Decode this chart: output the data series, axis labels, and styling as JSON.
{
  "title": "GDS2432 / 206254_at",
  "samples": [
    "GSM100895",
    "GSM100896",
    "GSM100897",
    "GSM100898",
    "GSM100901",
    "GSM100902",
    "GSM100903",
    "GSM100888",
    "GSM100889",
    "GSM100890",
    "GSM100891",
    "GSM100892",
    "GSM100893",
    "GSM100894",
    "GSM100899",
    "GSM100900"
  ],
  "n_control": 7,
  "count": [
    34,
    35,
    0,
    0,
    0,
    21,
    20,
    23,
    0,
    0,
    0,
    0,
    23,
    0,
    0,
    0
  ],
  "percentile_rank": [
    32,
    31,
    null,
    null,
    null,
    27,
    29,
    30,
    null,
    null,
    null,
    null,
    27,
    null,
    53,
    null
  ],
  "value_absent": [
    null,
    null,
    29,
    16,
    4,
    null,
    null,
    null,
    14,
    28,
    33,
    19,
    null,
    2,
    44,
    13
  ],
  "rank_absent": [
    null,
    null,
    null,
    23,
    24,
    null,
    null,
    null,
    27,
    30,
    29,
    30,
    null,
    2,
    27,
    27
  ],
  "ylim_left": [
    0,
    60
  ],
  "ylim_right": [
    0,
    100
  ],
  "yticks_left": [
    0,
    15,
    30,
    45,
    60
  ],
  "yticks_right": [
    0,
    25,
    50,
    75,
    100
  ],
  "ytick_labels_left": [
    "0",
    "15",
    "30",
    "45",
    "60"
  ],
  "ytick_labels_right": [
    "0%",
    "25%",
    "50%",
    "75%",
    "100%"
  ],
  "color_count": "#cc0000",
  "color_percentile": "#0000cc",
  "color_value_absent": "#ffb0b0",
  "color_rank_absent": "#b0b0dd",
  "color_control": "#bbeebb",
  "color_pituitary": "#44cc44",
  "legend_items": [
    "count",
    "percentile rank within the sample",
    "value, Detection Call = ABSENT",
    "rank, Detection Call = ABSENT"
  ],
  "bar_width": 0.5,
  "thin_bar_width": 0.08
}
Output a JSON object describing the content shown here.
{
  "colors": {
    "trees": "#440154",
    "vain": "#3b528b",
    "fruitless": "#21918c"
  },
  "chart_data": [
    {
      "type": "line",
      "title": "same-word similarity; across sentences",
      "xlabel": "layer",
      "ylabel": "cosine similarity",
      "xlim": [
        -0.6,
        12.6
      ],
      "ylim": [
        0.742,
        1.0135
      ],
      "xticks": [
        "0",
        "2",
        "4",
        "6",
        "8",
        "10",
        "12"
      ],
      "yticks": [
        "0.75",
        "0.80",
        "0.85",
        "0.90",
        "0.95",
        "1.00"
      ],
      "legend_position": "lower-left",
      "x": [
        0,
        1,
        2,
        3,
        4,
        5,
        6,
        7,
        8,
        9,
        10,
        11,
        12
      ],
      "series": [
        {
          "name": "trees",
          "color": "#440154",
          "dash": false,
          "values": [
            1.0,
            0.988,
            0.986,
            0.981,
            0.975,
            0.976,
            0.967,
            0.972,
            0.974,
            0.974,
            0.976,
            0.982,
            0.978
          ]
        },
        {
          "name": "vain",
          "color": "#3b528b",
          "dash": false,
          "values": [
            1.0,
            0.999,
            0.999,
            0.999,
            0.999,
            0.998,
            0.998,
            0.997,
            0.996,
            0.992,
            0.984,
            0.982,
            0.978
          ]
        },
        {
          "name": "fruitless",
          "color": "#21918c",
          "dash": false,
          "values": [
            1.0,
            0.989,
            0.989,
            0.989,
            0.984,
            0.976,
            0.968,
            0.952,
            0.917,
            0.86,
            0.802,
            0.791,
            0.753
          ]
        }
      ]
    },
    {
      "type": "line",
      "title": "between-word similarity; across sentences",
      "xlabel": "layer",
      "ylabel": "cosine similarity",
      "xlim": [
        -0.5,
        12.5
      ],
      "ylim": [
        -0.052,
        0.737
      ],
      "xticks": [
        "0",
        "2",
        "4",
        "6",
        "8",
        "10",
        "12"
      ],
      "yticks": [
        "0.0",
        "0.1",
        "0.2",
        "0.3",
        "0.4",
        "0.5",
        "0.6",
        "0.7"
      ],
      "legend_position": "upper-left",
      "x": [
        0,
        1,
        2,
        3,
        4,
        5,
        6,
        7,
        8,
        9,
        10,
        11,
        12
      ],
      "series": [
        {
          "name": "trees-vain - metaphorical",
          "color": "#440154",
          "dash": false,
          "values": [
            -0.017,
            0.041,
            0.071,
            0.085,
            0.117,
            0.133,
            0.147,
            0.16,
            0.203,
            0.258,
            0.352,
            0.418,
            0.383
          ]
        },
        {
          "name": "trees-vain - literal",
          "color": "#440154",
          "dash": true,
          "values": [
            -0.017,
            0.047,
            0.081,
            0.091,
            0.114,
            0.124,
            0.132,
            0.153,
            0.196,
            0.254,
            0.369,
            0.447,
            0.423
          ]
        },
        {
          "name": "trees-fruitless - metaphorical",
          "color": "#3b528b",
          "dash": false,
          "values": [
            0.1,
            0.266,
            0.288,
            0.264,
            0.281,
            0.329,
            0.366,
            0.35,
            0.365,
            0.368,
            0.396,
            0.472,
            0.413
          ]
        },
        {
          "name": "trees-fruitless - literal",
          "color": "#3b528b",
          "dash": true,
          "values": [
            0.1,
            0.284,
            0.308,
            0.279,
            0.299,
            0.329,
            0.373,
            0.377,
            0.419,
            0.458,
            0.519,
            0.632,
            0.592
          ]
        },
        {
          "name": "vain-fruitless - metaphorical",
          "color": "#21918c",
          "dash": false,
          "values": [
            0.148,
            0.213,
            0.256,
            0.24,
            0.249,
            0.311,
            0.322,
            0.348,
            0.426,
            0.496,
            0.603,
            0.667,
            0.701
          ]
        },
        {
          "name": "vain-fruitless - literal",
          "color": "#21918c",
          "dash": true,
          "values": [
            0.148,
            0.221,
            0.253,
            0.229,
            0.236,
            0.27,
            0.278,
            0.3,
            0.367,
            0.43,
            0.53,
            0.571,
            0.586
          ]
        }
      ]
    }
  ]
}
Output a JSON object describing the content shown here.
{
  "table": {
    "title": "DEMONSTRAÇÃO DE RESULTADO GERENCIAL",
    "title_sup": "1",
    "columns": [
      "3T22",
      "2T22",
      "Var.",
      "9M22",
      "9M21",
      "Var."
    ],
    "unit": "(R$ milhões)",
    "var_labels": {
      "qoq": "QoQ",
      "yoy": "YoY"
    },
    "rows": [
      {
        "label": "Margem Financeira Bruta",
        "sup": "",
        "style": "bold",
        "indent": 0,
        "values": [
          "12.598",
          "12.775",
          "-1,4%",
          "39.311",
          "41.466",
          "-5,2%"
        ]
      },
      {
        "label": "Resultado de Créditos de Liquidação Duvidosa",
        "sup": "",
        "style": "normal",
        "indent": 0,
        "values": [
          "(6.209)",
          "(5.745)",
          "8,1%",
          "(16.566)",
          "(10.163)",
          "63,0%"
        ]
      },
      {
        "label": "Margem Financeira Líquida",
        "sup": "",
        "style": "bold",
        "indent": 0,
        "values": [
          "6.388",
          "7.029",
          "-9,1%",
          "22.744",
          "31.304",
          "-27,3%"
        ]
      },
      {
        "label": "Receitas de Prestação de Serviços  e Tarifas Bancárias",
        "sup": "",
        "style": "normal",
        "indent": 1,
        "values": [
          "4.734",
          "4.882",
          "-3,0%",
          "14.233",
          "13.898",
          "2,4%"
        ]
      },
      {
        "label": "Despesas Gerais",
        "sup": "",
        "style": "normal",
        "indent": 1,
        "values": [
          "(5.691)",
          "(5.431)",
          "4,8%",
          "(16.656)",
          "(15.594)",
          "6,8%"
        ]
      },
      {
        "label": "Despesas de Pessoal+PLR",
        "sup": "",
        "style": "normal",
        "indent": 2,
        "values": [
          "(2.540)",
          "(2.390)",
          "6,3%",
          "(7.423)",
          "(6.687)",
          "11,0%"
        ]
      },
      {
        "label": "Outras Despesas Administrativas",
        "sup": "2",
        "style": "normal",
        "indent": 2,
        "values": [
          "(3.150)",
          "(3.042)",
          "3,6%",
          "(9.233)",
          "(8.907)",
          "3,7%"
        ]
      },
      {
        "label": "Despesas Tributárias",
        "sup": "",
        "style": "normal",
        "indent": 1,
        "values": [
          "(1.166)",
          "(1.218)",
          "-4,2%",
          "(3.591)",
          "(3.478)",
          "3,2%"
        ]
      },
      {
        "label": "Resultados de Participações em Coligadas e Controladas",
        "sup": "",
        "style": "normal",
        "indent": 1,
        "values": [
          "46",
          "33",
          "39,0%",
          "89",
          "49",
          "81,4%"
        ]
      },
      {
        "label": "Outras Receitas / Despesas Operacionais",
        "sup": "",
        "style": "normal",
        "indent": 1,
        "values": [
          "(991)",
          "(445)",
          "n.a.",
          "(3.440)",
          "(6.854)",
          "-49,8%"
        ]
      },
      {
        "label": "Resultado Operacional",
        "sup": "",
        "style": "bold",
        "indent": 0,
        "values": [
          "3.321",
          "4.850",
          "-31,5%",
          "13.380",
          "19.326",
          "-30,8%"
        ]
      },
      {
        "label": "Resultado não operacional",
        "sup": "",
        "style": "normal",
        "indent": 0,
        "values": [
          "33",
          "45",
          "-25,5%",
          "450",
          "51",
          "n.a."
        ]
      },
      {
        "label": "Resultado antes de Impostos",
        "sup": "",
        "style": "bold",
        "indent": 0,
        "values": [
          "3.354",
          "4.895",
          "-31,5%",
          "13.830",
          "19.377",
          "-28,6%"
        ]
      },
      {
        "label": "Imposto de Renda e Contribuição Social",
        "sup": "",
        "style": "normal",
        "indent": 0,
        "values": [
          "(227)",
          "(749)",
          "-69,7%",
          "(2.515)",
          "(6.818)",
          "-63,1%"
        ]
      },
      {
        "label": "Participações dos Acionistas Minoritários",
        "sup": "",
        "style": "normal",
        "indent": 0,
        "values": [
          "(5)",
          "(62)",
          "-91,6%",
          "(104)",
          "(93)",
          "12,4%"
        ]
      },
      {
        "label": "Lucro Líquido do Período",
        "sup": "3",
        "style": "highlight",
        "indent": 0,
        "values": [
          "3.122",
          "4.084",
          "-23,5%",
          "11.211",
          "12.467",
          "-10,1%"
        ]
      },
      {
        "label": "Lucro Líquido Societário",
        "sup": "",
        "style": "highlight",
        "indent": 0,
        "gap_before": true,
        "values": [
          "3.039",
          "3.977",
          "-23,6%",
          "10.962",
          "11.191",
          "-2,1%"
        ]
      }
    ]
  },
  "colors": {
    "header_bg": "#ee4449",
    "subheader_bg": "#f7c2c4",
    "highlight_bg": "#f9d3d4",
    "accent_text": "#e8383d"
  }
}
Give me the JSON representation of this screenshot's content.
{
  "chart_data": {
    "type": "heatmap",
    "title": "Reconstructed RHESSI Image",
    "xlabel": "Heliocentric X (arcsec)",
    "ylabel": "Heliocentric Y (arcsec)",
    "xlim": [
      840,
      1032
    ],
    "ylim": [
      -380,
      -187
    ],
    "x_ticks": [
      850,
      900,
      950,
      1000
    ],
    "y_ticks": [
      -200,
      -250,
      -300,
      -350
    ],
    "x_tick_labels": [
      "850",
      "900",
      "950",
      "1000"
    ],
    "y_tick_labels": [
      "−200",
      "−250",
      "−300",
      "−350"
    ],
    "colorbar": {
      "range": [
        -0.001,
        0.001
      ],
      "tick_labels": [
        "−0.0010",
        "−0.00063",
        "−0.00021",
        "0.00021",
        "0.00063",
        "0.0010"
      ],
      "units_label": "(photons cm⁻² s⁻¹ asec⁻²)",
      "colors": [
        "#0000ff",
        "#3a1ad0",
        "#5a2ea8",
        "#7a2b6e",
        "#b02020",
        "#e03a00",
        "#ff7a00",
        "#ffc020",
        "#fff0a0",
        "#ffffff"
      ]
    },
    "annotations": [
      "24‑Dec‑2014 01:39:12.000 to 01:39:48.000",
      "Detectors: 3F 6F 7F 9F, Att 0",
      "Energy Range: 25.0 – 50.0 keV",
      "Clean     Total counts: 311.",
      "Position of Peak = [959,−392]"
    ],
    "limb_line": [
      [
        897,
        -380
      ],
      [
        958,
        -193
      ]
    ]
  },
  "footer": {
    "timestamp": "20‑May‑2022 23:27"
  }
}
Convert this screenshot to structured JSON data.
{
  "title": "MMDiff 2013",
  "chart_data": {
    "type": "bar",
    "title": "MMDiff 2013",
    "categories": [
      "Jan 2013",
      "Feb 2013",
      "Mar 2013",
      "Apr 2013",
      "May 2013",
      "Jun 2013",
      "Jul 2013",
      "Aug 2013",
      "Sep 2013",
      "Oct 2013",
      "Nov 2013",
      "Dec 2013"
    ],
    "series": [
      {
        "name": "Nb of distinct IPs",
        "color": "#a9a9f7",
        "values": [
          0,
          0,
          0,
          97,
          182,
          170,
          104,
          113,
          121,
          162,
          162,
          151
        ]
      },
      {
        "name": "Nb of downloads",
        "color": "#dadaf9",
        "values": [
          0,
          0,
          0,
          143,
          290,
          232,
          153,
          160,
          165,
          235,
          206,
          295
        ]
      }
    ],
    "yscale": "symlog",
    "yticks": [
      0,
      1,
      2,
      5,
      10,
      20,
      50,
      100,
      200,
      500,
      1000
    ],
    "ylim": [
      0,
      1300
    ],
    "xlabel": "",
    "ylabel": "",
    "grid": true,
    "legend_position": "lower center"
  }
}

» Task objective: Transcribe the records above exactly, but only from the line that contains "Convert this screenshot" through their final line, inclusive.

» Expected answer:
Convert this screenshot to structured JSON data.
{
  "title": "MMDiff 2013",
  "chart_data": {
    "type": "bar",
    "title": "MMDiff 2013",
    "categories": [
      "Jan 2013",
      "Feb 2013",
      "Mar 2013",
      "Apr 2013",
      "May 2013",
      "Jun 2013",
      "Jul 2013",
      "Aug 2013",
      "Sep 2013",
      "Oct 2013",
      "Nov 2013",
      "Dec 2013"
    ],
    "series": [
      {
        "name": "Nb of distinct IPs",
        "color": "#a9a9f7",
        "values": [
          0,
          0,
          0,
          97,
          182,
          170,
          104,
          113,
          121,
          162,
          162,
          151
        ]
      },
      {
        "name": "Nb of downloads",
        "color": "#dadaf9",
        "values": [
          0,
          0,
          0,
          143,
          290,
          232,
          153,
          160,
          165,
          235,
          206,
          295
        ]
      }
    ],
    "yscale": "symlog",
    "yticks": [
      0,
      1,
      2,
      5,
      10,
      20,
      50,
      100,
      200,
      500,
      1000
    ],
    "ylim": [
      0,
      1300
    ],
    "xlabel": "",
    "ylabel": "",
    "grid": true,
    "legend_position": "lower center"
  }
}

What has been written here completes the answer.